| Work to do |
Search the records for "solid". Copy every line where it appears.

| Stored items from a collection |
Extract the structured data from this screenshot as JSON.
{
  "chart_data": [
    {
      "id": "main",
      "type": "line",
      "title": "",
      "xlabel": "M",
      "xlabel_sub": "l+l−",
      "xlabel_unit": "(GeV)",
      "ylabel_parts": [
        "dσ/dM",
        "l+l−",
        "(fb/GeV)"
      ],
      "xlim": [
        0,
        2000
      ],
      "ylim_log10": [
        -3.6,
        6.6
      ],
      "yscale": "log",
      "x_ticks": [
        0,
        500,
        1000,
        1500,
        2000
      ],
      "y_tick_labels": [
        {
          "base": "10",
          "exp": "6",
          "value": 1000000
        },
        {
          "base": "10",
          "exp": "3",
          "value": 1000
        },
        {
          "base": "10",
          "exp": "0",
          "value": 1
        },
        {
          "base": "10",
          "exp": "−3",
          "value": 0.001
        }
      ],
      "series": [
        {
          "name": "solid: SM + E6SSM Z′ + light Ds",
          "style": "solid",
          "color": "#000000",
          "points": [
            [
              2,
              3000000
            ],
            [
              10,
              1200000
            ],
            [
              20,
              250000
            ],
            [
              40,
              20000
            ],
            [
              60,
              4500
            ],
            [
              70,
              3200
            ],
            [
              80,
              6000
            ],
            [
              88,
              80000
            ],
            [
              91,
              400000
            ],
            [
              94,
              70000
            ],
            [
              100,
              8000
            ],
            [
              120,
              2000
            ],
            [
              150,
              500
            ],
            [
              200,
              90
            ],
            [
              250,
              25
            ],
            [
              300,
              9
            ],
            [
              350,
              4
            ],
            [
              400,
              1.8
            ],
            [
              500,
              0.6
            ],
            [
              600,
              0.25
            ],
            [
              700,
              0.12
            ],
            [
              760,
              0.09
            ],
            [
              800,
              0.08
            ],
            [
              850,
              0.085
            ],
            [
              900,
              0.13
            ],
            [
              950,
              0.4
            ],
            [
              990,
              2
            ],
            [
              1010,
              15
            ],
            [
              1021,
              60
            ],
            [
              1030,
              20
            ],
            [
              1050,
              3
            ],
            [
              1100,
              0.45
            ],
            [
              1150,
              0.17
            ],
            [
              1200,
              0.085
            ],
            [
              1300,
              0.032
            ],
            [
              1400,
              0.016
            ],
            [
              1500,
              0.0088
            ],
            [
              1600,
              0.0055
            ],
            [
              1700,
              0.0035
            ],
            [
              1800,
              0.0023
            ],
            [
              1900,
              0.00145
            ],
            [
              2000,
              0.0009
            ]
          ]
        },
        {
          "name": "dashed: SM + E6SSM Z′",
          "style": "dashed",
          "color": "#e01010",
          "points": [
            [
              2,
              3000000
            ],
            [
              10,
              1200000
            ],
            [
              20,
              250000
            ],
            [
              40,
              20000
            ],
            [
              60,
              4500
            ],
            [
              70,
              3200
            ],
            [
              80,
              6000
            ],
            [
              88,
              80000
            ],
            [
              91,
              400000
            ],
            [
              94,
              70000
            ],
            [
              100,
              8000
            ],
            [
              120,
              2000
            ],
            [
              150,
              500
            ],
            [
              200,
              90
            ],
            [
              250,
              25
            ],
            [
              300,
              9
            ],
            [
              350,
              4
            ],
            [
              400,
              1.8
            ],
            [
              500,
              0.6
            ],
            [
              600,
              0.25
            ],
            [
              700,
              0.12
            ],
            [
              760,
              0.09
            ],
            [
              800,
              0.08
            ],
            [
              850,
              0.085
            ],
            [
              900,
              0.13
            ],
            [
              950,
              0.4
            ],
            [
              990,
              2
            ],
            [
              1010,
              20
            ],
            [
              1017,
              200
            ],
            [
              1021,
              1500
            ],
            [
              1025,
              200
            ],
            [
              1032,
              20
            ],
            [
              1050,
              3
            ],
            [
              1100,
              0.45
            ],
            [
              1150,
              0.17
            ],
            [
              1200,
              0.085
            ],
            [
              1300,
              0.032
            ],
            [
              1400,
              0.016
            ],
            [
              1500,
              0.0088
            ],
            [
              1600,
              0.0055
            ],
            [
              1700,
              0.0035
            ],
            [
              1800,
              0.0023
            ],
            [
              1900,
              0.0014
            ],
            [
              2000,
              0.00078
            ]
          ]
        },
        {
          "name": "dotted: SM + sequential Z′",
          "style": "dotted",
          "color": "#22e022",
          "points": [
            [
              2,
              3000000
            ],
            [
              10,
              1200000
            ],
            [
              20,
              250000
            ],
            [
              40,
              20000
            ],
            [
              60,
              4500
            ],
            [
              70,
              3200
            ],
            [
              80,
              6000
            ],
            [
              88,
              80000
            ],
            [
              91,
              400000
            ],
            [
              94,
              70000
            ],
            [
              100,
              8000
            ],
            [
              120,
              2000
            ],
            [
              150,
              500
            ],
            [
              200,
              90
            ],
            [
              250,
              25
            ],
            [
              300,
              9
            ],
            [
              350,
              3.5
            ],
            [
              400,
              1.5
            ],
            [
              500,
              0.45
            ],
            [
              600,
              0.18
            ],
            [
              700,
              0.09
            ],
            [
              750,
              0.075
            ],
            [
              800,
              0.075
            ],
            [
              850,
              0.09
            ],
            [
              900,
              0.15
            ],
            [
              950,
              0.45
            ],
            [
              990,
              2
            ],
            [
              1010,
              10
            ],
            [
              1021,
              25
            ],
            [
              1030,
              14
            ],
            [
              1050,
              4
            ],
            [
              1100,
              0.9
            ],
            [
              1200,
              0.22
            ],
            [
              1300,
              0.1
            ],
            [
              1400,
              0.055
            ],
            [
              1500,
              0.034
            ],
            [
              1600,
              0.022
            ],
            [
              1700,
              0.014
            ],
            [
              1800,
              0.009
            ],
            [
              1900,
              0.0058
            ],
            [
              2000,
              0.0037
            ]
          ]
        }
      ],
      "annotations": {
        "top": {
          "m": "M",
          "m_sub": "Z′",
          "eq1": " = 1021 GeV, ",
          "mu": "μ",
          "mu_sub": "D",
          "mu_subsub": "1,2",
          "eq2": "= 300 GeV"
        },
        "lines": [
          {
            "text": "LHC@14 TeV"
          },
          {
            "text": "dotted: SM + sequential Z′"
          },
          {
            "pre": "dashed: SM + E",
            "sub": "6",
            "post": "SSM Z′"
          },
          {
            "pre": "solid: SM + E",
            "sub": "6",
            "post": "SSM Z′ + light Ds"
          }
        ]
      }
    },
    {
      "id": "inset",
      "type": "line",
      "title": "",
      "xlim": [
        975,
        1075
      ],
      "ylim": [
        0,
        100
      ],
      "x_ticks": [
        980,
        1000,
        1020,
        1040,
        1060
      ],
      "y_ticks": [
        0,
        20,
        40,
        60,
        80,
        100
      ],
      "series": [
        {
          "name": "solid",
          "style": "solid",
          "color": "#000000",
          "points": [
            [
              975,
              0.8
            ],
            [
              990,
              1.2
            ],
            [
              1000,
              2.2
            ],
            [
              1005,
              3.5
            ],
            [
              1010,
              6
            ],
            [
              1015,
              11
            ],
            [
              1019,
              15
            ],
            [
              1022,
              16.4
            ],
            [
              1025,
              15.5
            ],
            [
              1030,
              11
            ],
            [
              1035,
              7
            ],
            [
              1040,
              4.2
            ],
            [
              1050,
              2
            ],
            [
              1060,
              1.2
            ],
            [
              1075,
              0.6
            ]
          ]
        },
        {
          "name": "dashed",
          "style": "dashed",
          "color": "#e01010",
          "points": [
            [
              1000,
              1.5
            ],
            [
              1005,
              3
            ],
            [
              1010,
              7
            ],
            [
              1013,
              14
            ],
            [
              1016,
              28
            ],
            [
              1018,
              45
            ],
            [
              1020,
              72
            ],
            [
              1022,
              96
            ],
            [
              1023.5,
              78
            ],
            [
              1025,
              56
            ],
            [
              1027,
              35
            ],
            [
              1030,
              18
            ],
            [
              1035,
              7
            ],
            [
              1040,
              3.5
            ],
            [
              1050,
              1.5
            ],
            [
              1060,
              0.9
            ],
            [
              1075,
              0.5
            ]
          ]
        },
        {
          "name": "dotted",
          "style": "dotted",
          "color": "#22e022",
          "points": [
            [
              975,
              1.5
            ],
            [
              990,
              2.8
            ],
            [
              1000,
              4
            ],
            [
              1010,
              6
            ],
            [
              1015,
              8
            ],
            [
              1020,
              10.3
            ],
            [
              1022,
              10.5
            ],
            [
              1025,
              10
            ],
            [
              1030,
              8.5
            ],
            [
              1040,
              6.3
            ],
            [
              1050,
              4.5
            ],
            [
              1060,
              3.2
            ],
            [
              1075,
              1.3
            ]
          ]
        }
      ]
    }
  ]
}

| Result for this task |
          "name": "solid: SM + E6SSM Z′ + light Ds",
          "style": "solid",
            "pre": "solid: SM + E",
          "name": "solid",
          "style": "solid",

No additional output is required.